* **WHAT TO PRODUCE**: Restate all the material verbatim, except for the pictures.

** start of SOURCE RECORDS **

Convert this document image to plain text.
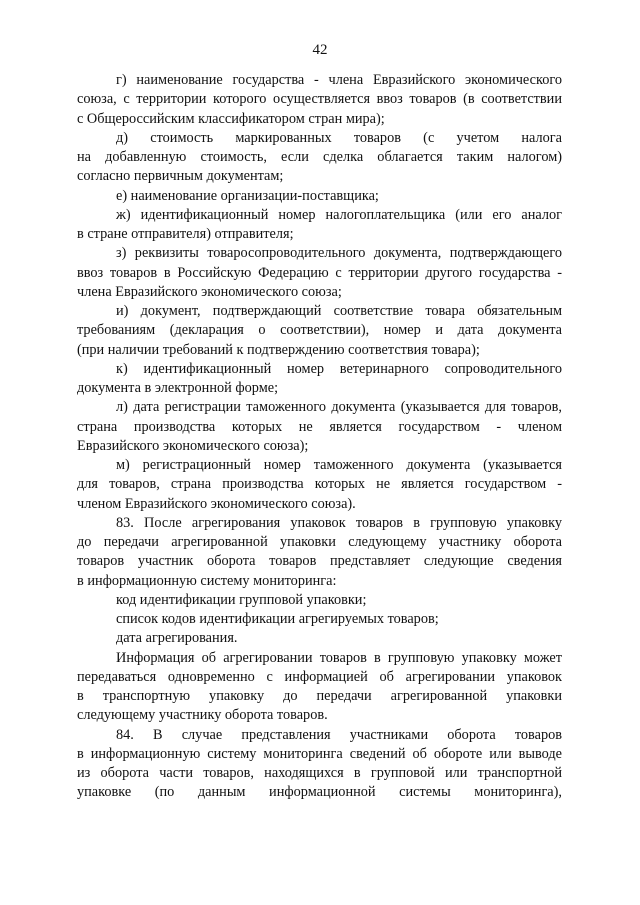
42
г) наименование государства - члена Евразийского экономического
союза, с территории которого осуществляется ввоз товаров (в соответствии
с Общероссийским классификатором стран мира);
д) стоимость маркированных товаров (с учетом налога
на добавленную стоимость, если сделка облагается таким налогом)
согласно первичным документам;
е) наименование организации-поставщика;
ж) идентификационный номер налогоплательщика (или его аналог
в стране отправителя) отправителя;
з) реквизиты товаросопроводительного документа, подтверждающего
ввоз товаров в Российскую Федерацию с территории другого государства -
члена Евразийского экономического союза;
и) документ, подтверждающий соответствие товара обязательным
требованиям (декларация о соответствии), номер и дата документа
(при наличии требований к подтверждению соответствия товара);
к) идентификационный номер ветеринарного сопроводительного
документа в электронной форме;
л) дата регистрации таможенного документа (указывается для товаров,
страна производства которых не является государством - членом
Евразийского экономического союза);
м) регистрационный номер таможенного документа (указывается
для товаров, страна производства которых не является государством -
членом Евразийского экономического союза).
83. После агрегирования упаковок товаров в групповую упаковку
до передачи агрегированной упаковки следующему участнику оборота
товаров участник оборота товаров представляет следующие сведения
в информационную систему мониторинга:
код идентификации групповой упаковки;
список кодов идентификации агрегируемых товаров;
дата агрегирования.
Информация об агрегировании товаров в групповую упаковку может
передаваться одновременно с информацией об агрегировании упаковок
в транспортную упаковку до передачи агрегированной упаковки
следующему участнику оборота товаров.
84. В случае представления участниками оборота товаров
в информационную систему мониторинга сведений об обороте или выводе
из оборота части товаров, находящихся в групповой или транспортной
упаковке (по данным информационной системы мониторинга),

** end of SOURCE RECORDS **

* **THE COMPLETED TASK**:
Convert this document image to plain text.
42
г) наименование государства - члена Евразийского экономического
союза, с территории которого осуществляется ввоз товаров (в соответствии
с Общероссийским классификатором стран мира);
д) стоимость маркированных товаров (с учетом налога
на добавленную стоимость, если сделка облагается таким налогом)
согласно первичным документам;
е) наименование организации-поставщика;
ж) идентификационный номер налогоплательщика (или его аналог
в стране отправителя) отправителя;
з) реквизиты товаросопроводительного документа, подтверждающего
ввоз товаров в Российскую Федерацию с территории другого государства -
члена Евразийского экономического союза;
и) документ, подтверждающий соответствие товара обязательным
требованиям (декларация о соответствии), номер и дата документа
(при наличии требований к подтверждению соответствия товара);
к) идентификационный номер ветеринарного сопроводительного
документа в электронной форме;
л) дата регистрации таможенного документа (указывается для товаров,
страна производства которых не является государством - членом
Евразийского экономического союза);
м) регистрационный номер таможенного документа (указывается
для товаров, страна производства которых не является государством -
членом Евразийского экономического союза).
83. После агрегирования упаковок товаров в групповую упаковку
до передачи агрегированной упаковки следующему участнику оборота
товаров участник оборота товаров представляет следующие сведения
в информационную систему мониторинга:
код идентификации групповой упаковки;
список кодов идентификации агрегируемых товаров;
дата агрегирования.
Информация об агрегировании товаров в групповую упаковку может
передаваться одновременно с информацией об агрегировании упаковок
в транспортную упаковку до передачи агрегированной упаковки
следующему участнику оборота товаров.
84. В случае представления участниками оборота товаров
в информационную систему мониторинга сведений об обороте или выводе
из оборота части товаров, находящихся в групповой или транспортной
упаковке (по данным информационной системы мониторинга),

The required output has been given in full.